§ Problem to work on:
Select all lines with the string "liáh" in them, and copy those lines.
↓↓↓
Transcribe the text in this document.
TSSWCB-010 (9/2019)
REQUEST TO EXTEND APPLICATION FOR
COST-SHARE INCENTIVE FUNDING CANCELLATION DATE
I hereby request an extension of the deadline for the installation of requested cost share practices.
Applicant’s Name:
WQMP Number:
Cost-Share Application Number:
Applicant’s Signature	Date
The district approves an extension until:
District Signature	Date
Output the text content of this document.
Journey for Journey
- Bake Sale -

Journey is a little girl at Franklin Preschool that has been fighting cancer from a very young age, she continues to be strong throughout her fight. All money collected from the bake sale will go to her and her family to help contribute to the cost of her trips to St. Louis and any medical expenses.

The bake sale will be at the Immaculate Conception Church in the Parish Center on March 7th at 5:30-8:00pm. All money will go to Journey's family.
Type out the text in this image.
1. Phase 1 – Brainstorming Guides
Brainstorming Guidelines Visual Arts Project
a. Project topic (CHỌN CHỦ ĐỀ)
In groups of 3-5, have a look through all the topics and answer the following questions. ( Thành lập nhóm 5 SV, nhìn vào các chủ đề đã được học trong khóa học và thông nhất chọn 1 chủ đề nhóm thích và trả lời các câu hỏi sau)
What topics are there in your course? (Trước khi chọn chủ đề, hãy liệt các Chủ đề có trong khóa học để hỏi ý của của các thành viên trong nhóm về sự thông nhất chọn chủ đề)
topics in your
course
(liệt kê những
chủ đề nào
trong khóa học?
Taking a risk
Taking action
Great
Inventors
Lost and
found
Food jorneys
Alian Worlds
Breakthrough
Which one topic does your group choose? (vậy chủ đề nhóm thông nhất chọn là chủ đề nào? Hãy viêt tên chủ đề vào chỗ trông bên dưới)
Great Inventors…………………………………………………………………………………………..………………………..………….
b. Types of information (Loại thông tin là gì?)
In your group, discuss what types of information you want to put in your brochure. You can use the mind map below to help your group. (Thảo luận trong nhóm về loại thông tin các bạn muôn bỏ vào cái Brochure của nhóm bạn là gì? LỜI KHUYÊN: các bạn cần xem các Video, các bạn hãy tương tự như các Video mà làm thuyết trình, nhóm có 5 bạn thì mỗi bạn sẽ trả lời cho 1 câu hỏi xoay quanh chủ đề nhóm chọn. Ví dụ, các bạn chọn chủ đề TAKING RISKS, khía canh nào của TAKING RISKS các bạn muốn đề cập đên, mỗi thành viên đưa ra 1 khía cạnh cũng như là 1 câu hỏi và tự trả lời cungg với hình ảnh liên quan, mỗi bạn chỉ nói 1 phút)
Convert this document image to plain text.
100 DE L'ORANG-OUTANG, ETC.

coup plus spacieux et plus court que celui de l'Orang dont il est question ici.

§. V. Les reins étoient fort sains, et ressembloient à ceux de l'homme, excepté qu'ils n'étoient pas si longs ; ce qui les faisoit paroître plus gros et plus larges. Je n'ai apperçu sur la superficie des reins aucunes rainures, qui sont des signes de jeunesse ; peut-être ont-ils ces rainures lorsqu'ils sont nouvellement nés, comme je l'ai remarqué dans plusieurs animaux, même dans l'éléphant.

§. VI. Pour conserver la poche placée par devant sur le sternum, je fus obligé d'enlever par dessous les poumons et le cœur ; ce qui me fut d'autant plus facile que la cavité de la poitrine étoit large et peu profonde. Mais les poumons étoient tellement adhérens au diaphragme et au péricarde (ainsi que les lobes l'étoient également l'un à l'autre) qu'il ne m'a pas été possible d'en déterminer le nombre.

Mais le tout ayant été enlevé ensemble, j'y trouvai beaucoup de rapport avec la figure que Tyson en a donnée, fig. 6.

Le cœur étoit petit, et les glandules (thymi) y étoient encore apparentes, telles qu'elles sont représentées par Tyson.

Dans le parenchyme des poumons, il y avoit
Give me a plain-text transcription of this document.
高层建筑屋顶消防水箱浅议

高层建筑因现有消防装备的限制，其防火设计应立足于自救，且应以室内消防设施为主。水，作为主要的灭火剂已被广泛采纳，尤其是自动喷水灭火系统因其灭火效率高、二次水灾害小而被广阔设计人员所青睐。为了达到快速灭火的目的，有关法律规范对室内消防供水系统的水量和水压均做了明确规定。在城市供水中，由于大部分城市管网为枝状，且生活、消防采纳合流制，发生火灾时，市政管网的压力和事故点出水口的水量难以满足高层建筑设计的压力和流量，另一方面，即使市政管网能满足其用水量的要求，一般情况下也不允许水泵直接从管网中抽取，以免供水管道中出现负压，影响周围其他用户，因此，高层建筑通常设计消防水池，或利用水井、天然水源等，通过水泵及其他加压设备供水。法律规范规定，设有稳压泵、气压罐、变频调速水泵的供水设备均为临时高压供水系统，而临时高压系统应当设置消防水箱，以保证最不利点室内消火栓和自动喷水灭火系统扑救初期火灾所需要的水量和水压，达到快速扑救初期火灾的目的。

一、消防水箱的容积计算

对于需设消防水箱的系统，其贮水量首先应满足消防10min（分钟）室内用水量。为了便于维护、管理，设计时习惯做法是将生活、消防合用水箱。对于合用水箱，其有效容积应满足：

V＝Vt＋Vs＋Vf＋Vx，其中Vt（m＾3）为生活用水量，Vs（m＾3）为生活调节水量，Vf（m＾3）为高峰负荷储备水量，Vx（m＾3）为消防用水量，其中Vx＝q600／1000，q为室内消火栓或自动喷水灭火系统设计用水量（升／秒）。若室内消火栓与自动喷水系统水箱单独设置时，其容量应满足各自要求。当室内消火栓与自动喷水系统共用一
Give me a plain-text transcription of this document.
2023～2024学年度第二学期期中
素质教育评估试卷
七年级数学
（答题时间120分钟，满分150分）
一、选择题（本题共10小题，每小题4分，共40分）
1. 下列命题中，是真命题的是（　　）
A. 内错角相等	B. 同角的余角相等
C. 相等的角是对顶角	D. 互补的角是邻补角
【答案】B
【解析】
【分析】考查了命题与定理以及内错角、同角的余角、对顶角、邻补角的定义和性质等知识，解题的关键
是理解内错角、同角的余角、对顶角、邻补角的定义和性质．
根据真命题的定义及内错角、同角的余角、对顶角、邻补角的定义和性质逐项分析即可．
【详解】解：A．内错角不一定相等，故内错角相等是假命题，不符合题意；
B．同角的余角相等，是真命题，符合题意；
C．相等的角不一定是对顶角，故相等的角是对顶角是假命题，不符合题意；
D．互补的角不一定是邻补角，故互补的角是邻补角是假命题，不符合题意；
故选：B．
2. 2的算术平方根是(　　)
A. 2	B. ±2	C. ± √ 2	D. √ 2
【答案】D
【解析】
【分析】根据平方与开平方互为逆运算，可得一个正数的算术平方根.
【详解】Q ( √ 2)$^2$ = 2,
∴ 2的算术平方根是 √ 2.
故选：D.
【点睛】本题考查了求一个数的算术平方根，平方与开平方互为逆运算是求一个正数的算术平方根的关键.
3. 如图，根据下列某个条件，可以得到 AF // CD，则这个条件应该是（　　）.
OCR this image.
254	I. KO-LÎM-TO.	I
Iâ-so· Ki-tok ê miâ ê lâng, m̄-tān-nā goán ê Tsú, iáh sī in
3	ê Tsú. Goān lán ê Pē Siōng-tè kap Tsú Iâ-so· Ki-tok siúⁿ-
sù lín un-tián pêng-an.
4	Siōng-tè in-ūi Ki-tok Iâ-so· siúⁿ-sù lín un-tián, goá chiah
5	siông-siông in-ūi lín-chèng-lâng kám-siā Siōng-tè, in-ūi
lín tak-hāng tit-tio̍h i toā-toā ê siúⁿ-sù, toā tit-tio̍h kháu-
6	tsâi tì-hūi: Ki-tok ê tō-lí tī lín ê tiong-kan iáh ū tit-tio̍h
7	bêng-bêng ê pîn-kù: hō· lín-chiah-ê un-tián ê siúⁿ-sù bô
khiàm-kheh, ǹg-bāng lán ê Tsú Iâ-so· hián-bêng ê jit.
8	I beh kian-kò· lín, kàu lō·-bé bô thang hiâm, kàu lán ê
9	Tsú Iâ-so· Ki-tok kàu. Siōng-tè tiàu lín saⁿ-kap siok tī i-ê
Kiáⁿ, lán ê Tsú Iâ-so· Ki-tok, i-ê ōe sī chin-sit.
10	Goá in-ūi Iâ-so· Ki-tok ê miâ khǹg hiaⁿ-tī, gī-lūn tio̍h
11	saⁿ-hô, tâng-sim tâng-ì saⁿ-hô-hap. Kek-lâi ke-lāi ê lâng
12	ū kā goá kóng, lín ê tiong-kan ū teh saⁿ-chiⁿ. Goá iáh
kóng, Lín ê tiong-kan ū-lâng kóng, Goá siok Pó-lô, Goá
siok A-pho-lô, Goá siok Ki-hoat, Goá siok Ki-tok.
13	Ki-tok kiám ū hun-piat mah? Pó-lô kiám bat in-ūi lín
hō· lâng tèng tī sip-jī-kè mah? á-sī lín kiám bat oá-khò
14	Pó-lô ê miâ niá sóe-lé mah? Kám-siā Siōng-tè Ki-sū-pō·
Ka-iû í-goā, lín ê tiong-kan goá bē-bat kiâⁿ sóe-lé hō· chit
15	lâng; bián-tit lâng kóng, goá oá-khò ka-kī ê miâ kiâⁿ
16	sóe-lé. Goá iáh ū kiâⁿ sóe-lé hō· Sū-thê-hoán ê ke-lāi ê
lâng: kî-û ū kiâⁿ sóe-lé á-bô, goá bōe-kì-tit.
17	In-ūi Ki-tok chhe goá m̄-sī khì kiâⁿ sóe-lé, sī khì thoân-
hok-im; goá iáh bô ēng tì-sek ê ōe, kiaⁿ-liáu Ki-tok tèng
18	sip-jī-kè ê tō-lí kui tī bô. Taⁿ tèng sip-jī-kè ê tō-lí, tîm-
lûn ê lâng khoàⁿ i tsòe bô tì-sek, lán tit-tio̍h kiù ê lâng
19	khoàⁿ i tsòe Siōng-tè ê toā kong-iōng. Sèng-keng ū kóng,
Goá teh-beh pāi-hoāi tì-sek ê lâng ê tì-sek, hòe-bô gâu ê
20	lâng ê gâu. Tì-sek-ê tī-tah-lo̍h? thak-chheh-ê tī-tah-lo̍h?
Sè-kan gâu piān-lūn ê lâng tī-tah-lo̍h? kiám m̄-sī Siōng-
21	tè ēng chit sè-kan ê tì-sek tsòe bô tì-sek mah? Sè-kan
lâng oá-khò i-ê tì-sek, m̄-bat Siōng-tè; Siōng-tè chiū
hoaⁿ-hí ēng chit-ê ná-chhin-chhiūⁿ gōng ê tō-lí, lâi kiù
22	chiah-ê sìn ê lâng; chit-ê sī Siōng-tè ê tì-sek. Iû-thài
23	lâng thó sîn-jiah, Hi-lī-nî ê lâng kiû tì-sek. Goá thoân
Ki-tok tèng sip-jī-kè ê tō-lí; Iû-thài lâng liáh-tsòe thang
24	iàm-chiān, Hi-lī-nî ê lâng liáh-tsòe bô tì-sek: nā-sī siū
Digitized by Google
↑↑↑
§ Reply to the task:
Ki-tok tèng sip-jī-kè ê tō-lí; Iû-thài lâng liáh-tsòe thang
24	iàm-chiān, Hi-lī-nî ê lâng liáh-tsòe bô tì-sek: nā-sī siū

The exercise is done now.